» Provided records:

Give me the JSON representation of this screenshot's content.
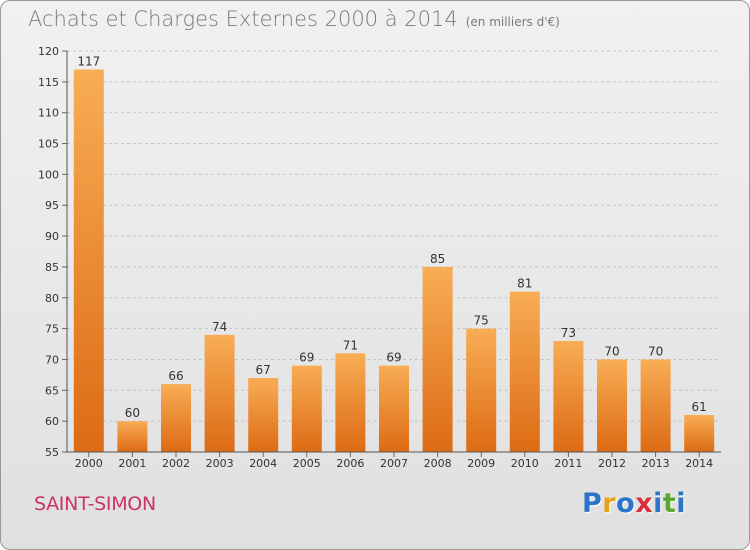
{
  "chart_data": {
    "type": "bar",
    "title": "Achats et Charges Externes 2000 à 2014",
    "subtitle": "(en milliers d'€)",
    "categories": [
      "2000",
      "2001",
      "2002",
      "2003",
      "2004",
      "2005",
      "2006",
      "2007",
      "2008",
      "2009",
      "2010",
      "2011",
      "2012",
      "2013",
      "2014"
    ],
    "values": [
      117,
      60,
      66,
      74,
      67,
      69,
      71,
      69,
      85,
      75,
      81,
      73,
      70,
      70,
      61
    ],
    "ylim": [
      55,
      120
    ],
    "yticks": [
      55,
      60,
      65,
      70,
      75,
      80,
      85,
      90,
      95,
      100,
      105,
      110,
      115,
      120
    ],
    "grid": true,
    "bar_color": "#ee8a2c"
  },
  "location": "SAINT-SIMON",
  "logo": {
    "letters": [
      "P",
      "r",
      "o",
      "x",
      "i",
      "t",
      "i"
    ],
    "colors": [
      "#2b74c7",
      "#e8a21a",
      "#2b74c7",
      "#d92f3a",
      "#2b74c7",
      "#58a82f",
      "#2b74c7"
    ]
  }
}
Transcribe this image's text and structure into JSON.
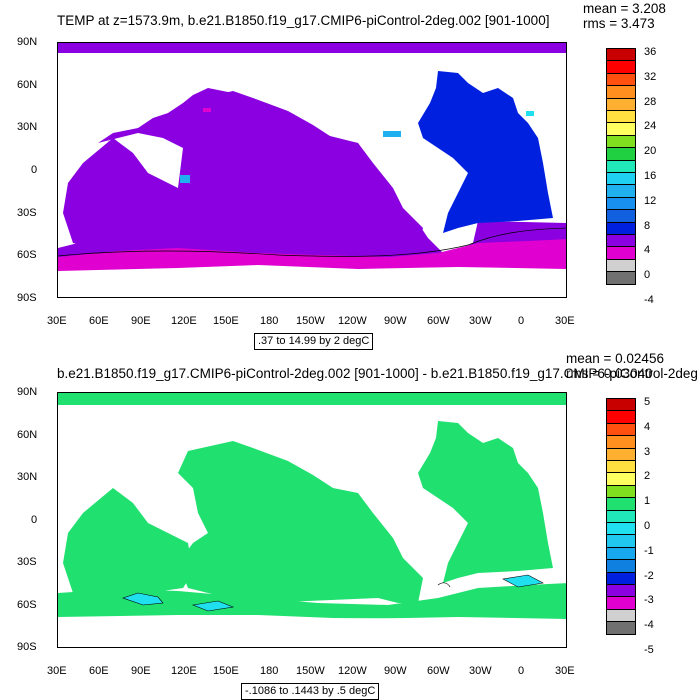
{
  "panel1": {
    "title": "TEMP at z=1573.9m, b.e21.B1850.f19_g17.CMIP6-piControl-2deg.002 [901-1000]",
    "mean": "mean = 3.208",
    "rms": "rms = 3.473",
    "range": ".37 to 14.99 by 2 degC",
    "ocean_color": "#8a00e0",
    "colorbar": {
      "labels": [
        "36",
        "32",
        "28",
        "24",
        "20",
        "16",
        "12",
        "8",
        "4",
        "0",
        "-4"
      ],
      "colors": [
        "#c80000",
        "#ff0000",
        "#ff5010",
        "#ff9020",
        "#ffb030",
        "#ffe040",
        "#ffff60",
        "#80e020",
        "#20d040",
        "#20e8b8",
        "#20d0f0",
        "#20b0f0",
        "#1890f0",
        "#1060e0",
        "#0020e0",
        "#8a00e0",
        "#e000d0",
        "#d0d0d0",
        "#707070"
      ]
    }
  },
  "panel2": {
    "title": "b.e21.B1850.f19_g17.CMIP6-piControl-2deg.002 [901-1000] - b.e21.B1850.f19_g17.CMIP6-piControl-2deg",
    "mean": "mean = 0.02456",
    "rms": "rms = 0.03040",
    "range": "-.1086 to .1443 by .5 degC",
    "ocean_color": "#20e070",
    "colorbar": {
      "labels": [
        "5",
        "4",
        "3",
        "2",
        "1",
        "0",
        "-1",
        "-2",
        "-3",
        "-4",
        "-5"
      ],
      "colors": [
        "#c80000",
        "#ff0000",
        "#ff5010",
        "#ff9020",
        "#ffb030",
        "#ffe040",
        "#ffff60",
        "#80e020",
        "#20e070",
        "#20e8b8",
        "#20e0f0",
        "#20c8f0",
        "#18a8f0",
        "#1080e0",
        "#0020e0",
        "#8a00e0",
        "#e000d0",
        "#d0d0d0",
        "#707070"
      ]
    }
  },
  "axes": {
    "lat_ticks": [
      "90N",
      "60N",
      "30N",
      "0",
      "30S",
      "60S",
      "90S"
    ],
    "lon_ticks": [
      "30E",
      "60E",
      "90E",
      "120E",
      "150E",
      "180",
      "150W",
      "120W",
      "90W",
      "60W",
      "30W",
      "0",
      "30E"
    ]
  },
  "features": {
    "atlantic_color": "#0020e0",
    "southern_color": "#e000d0",
    "cyan_color": "#20e0f0"
  }
}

» Task description:
Quote the records above in full, dropping each picture.

» The response:
Give me the JSON representation of this screenshot's content.
{
  "chart_data": {
    "type": "bar",
    "title": "Achats et Charges Externes 2000 à 2014",
    "subtitle": "(en milliers d'€)",
    "categories": [
      "2000",
      "2001",
      "2002",
      "2003",
      "2004",
      "2005",
      "2006",
      "2007",
      "2008",
      "2009",
      "2010",
      "2011",
      "2012",
      "2013",
      "2014"
    ],
    "values": [
      117,
      60,
      66,
      74,
      67,
      69,
      71,
      69,
      85,
      75,
      81,
      73,
      70,
      70,
      61
    ],
    "ylim": [
      55,
      120
    ],
    "yticks": [
      55,
      60,
      65,
      70,
      75,
      80,
      85,
      90,
      95,
      100,
      105,
      110,
      115,
      120
    ],
    "grid": true,
    "bar_color": "#ee8a2c"
  },
  "location": "SAINT-SIMON",
  "logo": {
    "letters": [
      "P",
      "r",
      "o",
      "x",
      "i",
      "t",
      "i"
    ],
    "colors": [
      "#2b74c7",
      "#e8a21a",
      "#2b74c7",
      "#d92f3a",
      "#2b74c7",
      "#58a82f",
      "#2b74c7"
    ]
  }
}
Transcribe this image's text and structure into JSON.
{
  "panel1": {
    "title": "TEMP at z=1573.9m, b.e21.B1850.f19_g17.CMIP6-piControl-2deg.002 [901-1000]",
    "mean": "mean = 3.208",
    "rms": "rms = 3.473",
    "range": ".37 to 14.99 by 2 degC",
    "ocean_color": "#8a00e0",
    "colorbar": {
      "labels": [
        "36",
        "32",
        "28",
        "24",
        "20",
        "16",
        "12",
        "8",
        "4",
        "0",
        "-4"
      ],
      "colors": [
        "#c80000",
        "#ff0000",
        "#ff5010",
        "#ff9020",
        "#ffb030",
        "#ffe040",
        "#ffff60",
        "#80e020",
        "#20d040",
        "#20e8b8",
        "#20d0f0",
        "#20b0f0",
        "#1890f0",
        "#1060e0",
        "#0020e0",
        "#8a00e0",
        "#e000d0",
        "#d0d0d0",
        "#707070"
      ]
    }
  },
  "panel2": {
    "title": "b.e21.B1850.f19_g17.CMIP6-piControl-2deg.002 [901-1000] - b.e21.B1850.f19_g17.CMIP6-piControl-2deg",
    "mean": "mean = 0.02456",
    "rms": "rms = 0.03040",
    "range": "-.1086 to .1443 by .5 degC",
    "ocean_color": "#20e070",
    "colorbar": {
      "labels": [
        "5",
        "4",
        "3",
        "2",
        "1",
        "0",
        "-1",
        "-2",
        "-3",
        "-4",
        "-5"
      ],
      "colors": [
        "#c80000",
        "#ff0000",
        "#ff5010",
        "#ff9020",
        "#ffb030",
        "#ffe040",
        "#ffff60",
        "#80e020",
        "#20e070",
        "#20e8b8",
        "#20e0f0",
        "#20c8f0",
        "#18a8f0",
        "#1080e0",
        "#0020e0",
        "#8a00e0",
        "#e000d0",
        "#d0d0d0",
        "#707070"
      ]
    }
  },
  "axes": {
    "lat_ticks": [
      "90N",
      "60N",
      "30N",
      "0",
      "30S",
      "60S",
      "90S"
    ],
    "lon_ticks": [
      "30E",
      "60E",
      "90E",
      "120E",
      "150E",
      "180",
      "150W",
      "120W",
      "90W",
      "60W",
      "30W",
      "0",
      "30E"
    ]
  },
  "features": {
    "atlantic_color": "#0020e0",
    "southern_color": "#e000d0",
    "cyan_color": "#20e0f0"
  }
}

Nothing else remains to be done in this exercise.